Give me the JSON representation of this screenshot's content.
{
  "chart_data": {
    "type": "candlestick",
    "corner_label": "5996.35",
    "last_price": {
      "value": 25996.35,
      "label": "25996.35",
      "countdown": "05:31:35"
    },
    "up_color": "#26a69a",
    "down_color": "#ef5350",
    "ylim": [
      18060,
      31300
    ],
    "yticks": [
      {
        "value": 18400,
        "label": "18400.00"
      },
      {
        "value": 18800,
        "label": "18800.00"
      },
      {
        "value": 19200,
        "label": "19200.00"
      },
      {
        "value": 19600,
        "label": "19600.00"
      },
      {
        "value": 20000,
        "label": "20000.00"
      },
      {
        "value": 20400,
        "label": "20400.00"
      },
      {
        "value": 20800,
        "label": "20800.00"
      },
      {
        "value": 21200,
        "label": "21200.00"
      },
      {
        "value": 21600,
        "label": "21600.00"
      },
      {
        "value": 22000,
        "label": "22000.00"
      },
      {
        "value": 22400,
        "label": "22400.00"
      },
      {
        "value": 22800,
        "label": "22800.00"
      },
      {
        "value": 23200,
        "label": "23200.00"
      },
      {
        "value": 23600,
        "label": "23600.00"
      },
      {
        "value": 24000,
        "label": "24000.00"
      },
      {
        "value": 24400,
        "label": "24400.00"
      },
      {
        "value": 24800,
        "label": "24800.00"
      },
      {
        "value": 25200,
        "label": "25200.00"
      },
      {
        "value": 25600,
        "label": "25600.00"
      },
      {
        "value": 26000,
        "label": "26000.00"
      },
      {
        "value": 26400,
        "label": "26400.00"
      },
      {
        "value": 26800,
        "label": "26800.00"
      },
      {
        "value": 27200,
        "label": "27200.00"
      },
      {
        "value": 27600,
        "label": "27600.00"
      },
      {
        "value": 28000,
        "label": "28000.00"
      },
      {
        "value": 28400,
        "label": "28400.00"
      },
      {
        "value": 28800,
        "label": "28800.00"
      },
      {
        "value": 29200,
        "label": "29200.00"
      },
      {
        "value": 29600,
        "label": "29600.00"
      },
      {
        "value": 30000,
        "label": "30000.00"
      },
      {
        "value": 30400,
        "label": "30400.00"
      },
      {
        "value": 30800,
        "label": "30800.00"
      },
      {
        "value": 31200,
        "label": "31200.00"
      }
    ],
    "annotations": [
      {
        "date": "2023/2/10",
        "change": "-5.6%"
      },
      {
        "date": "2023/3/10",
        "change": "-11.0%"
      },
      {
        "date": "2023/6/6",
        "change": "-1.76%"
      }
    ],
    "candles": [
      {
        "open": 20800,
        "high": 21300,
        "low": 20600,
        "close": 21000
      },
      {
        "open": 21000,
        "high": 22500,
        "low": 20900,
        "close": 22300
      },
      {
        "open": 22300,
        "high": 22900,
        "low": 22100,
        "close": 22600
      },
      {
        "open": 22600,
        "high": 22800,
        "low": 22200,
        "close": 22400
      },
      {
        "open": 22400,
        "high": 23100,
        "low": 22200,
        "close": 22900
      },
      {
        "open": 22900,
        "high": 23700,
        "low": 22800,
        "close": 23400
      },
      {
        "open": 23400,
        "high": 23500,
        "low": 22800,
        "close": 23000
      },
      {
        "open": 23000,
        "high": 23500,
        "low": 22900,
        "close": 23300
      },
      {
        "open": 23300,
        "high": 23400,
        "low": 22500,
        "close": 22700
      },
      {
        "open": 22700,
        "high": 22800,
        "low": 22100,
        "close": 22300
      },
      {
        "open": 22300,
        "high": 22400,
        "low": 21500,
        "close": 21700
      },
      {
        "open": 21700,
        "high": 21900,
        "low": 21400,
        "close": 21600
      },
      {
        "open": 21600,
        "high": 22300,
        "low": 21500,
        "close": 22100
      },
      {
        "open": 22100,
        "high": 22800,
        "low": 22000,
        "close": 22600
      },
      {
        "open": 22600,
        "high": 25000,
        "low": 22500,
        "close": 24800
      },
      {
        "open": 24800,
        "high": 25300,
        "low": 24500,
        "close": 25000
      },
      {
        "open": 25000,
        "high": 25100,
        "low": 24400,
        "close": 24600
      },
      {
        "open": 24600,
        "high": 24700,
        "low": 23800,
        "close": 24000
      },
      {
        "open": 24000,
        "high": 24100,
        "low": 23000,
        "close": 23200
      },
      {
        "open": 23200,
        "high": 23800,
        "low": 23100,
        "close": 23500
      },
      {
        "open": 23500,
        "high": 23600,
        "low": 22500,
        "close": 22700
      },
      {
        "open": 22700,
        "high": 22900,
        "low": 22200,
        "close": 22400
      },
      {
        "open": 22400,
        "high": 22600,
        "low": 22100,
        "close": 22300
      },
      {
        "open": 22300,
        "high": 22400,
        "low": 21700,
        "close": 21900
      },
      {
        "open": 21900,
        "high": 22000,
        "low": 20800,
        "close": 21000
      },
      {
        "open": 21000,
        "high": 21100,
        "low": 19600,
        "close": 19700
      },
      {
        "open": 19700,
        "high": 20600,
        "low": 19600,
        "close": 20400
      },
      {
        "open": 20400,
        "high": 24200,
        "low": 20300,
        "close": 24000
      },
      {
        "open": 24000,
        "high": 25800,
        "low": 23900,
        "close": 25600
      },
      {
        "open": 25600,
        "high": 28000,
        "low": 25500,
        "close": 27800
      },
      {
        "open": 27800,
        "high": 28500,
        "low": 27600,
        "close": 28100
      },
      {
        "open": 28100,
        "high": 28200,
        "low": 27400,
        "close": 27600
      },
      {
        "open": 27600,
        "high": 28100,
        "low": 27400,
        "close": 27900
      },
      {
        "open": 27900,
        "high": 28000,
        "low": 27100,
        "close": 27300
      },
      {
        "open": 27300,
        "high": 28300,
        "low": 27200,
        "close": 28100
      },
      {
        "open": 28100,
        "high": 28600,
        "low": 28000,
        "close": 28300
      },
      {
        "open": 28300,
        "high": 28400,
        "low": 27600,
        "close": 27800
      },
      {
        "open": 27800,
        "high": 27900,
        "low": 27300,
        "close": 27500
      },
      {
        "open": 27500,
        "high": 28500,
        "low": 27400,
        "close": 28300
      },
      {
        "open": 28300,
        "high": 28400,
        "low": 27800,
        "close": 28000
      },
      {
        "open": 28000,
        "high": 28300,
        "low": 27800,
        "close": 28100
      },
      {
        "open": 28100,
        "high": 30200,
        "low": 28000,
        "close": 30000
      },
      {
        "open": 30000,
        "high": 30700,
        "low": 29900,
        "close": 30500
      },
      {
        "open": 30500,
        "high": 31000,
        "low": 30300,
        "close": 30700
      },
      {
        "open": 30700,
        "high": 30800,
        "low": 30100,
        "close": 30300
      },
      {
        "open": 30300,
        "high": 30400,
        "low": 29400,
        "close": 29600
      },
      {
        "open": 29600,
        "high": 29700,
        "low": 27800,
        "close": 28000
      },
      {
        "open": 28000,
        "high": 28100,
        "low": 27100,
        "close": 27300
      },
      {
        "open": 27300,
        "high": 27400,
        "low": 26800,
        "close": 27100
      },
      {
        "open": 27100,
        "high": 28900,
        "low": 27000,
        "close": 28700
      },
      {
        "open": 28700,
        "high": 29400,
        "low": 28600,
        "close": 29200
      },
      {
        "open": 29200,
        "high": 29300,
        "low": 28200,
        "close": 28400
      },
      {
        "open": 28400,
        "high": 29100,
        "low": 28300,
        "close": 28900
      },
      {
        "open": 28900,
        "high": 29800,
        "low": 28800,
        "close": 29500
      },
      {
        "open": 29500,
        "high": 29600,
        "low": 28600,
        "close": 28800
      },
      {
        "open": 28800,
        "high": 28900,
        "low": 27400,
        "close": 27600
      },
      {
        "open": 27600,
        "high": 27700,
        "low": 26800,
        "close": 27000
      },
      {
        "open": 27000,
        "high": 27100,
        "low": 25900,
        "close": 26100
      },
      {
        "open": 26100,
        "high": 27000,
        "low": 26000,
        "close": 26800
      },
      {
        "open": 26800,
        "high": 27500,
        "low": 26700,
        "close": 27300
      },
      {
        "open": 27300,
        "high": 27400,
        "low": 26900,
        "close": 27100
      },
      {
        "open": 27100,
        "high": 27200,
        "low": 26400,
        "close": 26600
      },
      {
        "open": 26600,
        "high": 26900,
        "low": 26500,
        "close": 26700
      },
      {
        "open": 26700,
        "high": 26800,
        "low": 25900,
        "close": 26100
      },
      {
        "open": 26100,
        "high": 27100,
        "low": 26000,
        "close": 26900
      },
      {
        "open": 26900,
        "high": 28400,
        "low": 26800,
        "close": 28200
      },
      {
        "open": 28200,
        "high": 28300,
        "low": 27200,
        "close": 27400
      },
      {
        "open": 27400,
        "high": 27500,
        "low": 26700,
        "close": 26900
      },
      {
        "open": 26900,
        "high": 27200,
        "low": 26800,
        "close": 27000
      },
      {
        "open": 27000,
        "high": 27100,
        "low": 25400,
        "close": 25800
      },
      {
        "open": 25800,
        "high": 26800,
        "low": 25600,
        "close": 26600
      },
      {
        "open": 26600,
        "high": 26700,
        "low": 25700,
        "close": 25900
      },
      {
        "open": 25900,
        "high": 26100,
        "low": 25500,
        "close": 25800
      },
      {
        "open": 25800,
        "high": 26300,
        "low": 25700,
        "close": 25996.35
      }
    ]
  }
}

┄┄┄┄┄┄┄┄┄┄┄┄┄┄┄┄┄┄┄┄

Directions for this task
Where a line contains the string "date", extract that line.

Written response
        "date": "2023/2/10",
        "date": "2023/3/10",
        "date": "2023/6/6",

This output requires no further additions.